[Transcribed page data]
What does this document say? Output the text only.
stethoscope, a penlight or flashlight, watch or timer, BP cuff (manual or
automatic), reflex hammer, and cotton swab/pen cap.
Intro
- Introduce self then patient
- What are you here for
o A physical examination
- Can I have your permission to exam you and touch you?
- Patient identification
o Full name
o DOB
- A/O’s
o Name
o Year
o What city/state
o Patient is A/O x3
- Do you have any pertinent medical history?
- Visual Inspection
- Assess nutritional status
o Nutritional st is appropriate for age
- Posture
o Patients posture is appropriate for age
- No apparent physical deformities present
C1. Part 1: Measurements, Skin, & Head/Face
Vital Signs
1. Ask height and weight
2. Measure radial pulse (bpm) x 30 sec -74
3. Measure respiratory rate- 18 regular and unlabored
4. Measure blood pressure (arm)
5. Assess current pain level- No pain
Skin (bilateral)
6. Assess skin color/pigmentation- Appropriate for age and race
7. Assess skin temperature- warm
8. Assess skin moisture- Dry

==

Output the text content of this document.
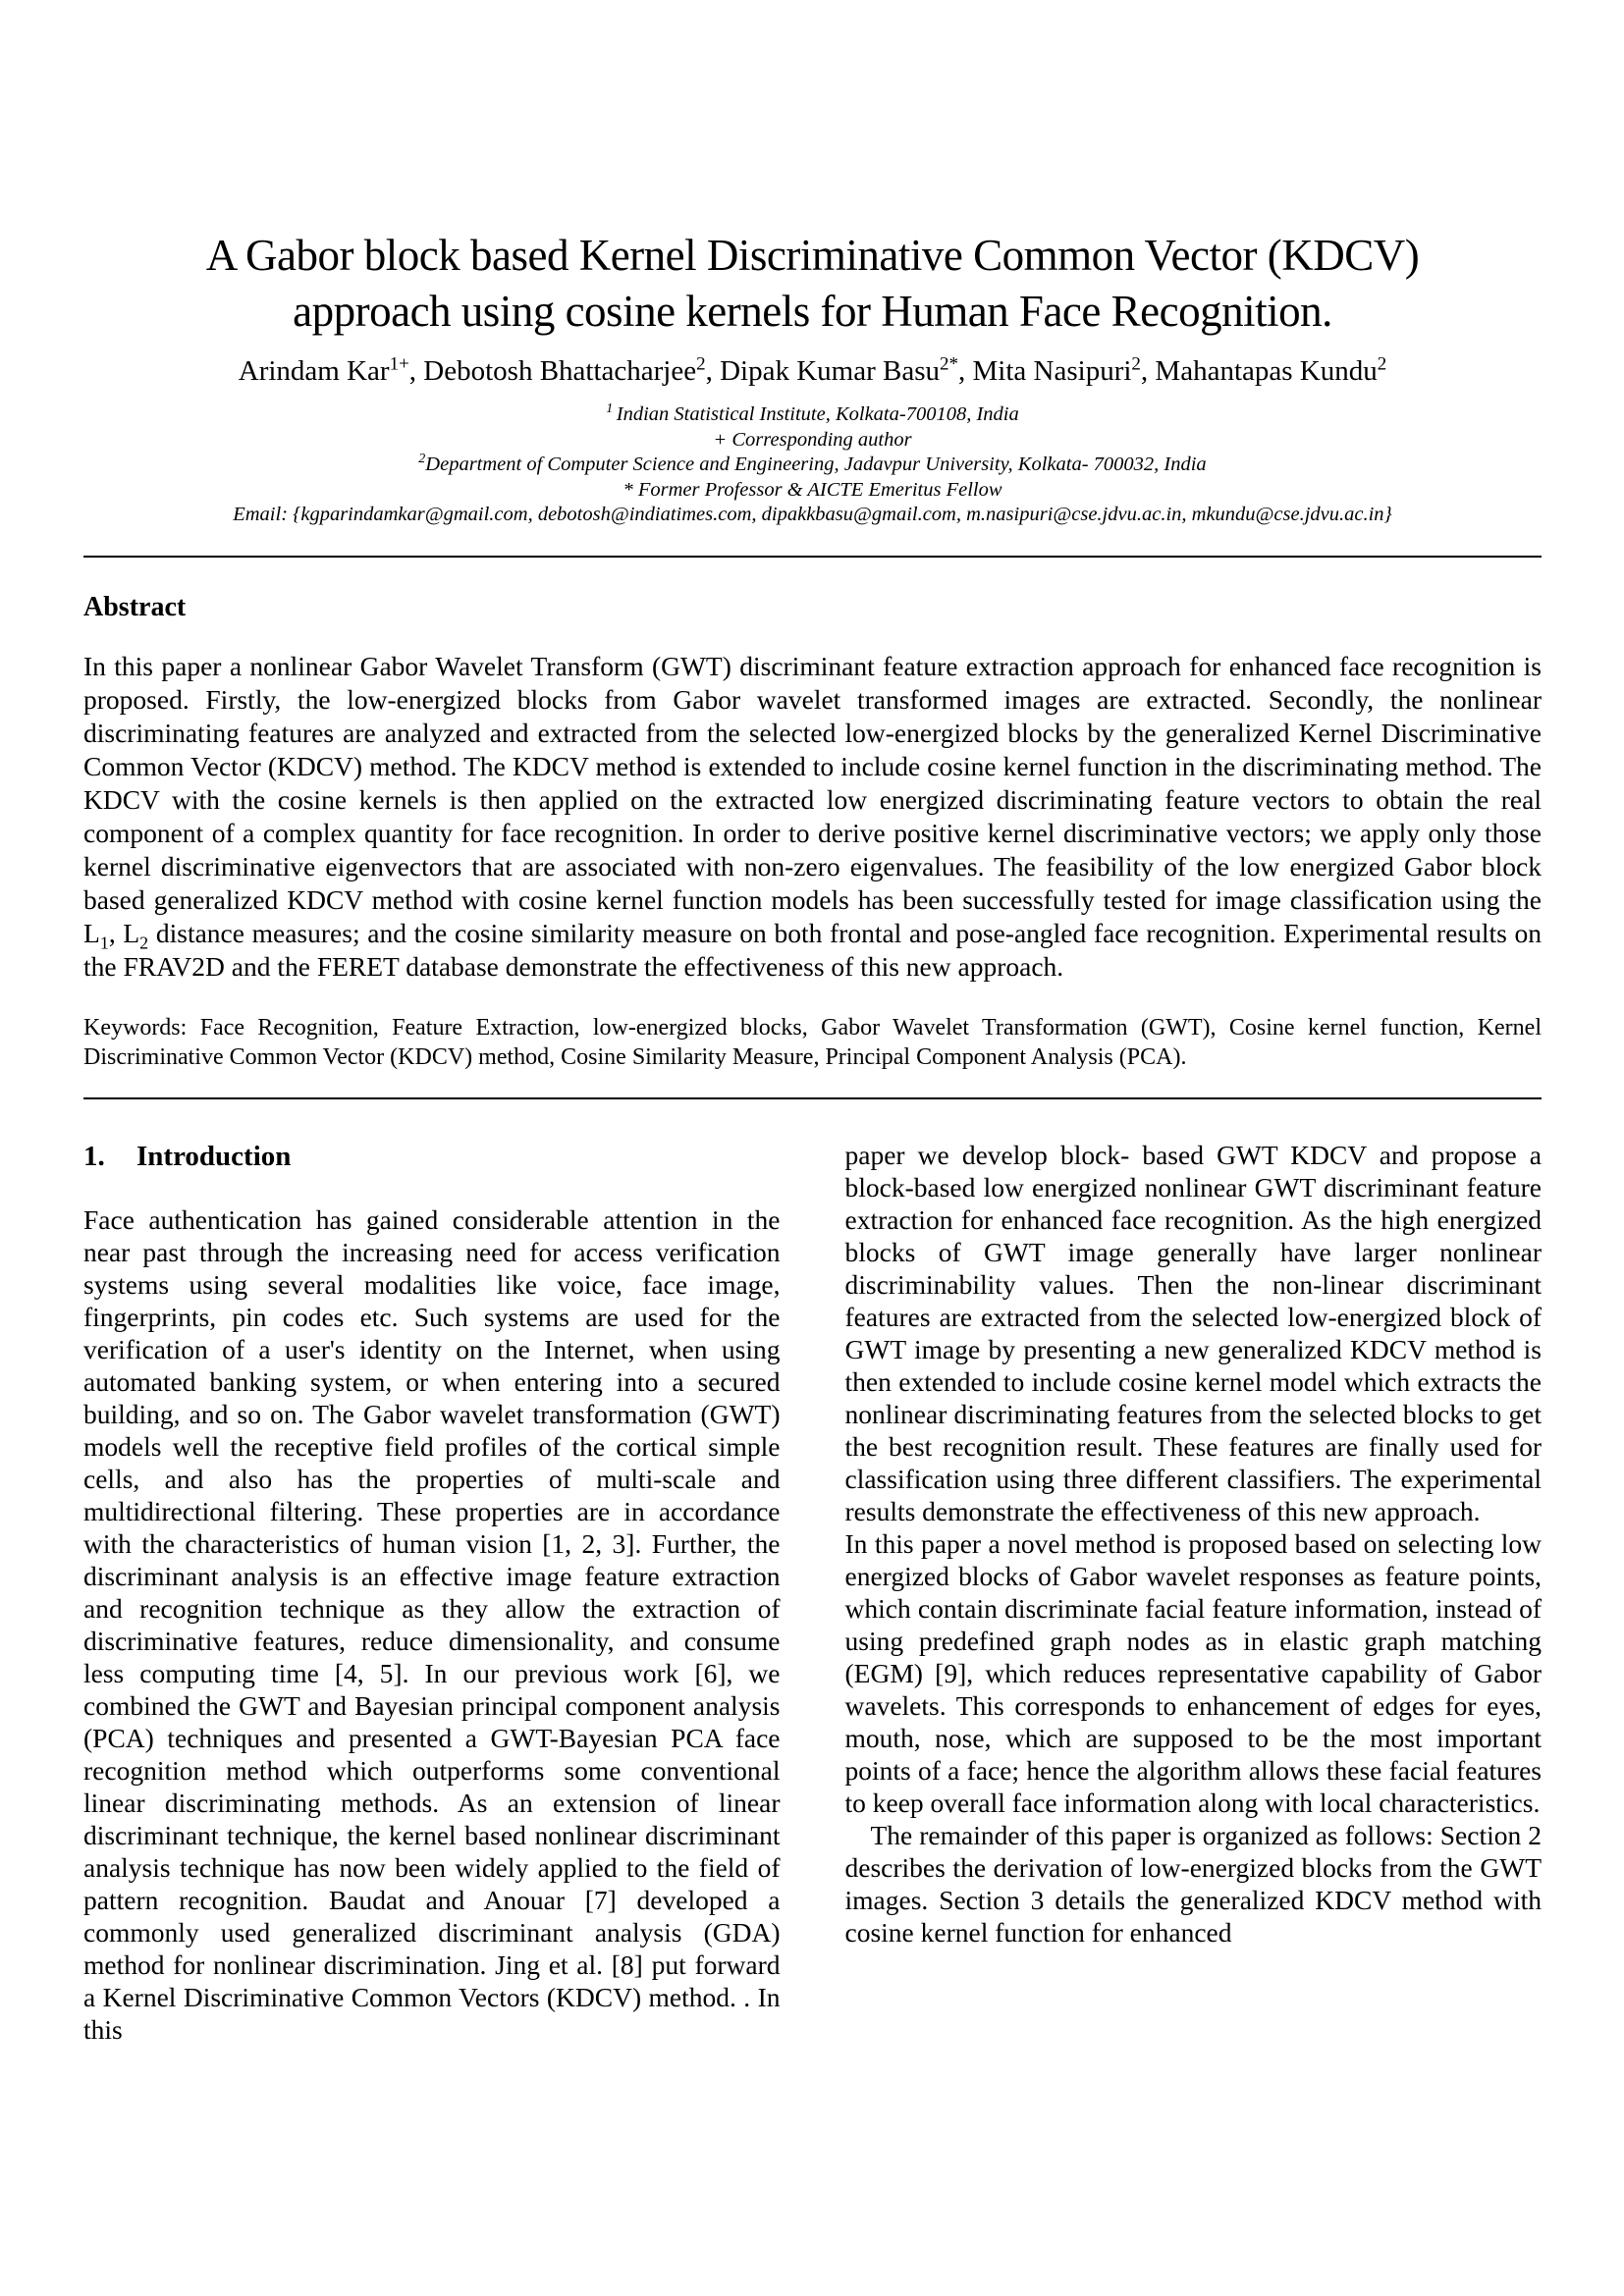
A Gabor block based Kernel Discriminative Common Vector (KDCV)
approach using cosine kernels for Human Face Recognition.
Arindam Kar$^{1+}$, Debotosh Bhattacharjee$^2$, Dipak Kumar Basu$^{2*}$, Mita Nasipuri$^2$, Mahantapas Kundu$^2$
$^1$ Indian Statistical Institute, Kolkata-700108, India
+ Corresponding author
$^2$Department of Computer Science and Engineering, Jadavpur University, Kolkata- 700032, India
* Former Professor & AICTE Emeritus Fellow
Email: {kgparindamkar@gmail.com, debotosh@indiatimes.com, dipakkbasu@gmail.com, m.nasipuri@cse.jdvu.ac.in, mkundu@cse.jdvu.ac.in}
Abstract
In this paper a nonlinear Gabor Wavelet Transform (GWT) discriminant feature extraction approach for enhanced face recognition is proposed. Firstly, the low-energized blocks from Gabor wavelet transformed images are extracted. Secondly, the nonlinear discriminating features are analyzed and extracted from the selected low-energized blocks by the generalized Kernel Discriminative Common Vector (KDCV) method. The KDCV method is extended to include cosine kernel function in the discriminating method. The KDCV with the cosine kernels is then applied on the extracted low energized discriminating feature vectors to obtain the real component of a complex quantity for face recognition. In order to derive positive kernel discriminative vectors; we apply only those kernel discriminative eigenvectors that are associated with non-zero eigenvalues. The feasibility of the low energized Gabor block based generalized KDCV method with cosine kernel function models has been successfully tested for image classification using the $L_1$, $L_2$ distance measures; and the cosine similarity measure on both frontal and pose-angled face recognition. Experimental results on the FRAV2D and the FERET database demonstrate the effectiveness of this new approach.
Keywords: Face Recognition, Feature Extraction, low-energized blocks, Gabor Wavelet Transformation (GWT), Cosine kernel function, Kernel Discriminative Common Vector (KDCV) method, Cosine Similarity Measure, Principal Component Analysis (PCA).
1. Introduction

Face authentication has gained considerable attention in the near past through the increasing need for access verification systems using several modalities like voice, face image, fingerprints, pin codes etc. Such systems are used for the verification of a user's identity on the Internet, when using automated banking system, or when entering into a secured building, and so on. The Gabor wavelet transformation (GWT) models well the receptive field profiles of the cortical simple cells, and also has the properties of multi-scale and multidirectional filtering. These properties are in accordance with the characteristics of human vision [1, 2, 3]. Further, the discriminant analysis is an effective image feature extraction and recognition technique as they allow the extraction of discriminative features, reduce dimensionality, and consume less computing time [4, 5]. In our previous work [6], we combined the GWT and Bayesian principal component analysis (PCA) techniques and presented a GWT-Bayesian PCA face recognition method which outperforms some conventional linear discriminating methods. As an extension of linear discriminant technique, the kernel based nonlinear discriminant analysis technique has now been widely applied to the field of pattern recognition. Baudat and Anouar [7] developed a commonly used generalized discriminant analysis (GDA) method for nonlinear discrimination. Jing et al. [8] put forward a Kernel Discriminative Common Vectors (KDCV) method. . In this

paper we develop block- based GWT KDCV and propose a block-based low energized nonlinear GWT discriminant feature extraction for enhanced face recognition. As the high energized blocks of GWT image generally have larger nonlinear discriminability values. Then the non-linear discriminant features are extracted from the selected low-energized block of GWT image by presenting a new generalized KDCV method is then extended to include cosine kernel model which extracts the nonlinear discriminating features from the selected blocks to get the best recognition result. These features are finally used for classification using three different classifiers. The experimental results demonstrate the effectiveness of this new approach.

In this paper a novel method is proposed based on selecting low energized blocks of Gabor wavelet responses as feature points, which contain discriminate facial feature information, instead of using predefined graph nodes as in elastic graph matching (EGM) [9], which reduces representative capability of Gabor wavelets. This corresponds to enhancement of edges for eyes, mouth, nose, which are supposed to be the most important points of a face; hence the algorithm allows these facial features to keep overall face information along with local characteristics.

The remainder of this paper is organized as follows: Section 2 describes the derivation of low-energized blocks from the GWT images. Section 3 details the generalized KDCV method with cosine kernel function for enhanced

== Goal of the exercise ==
Show me every line in the data above that includes "Kolkata".

== Exercise output ==
$^1$ Indian Statistical Institute, Kolkata-700108, India
$^2$Department of Computer Science and Engineering, Jadavpur University, Kolkata- 700032, India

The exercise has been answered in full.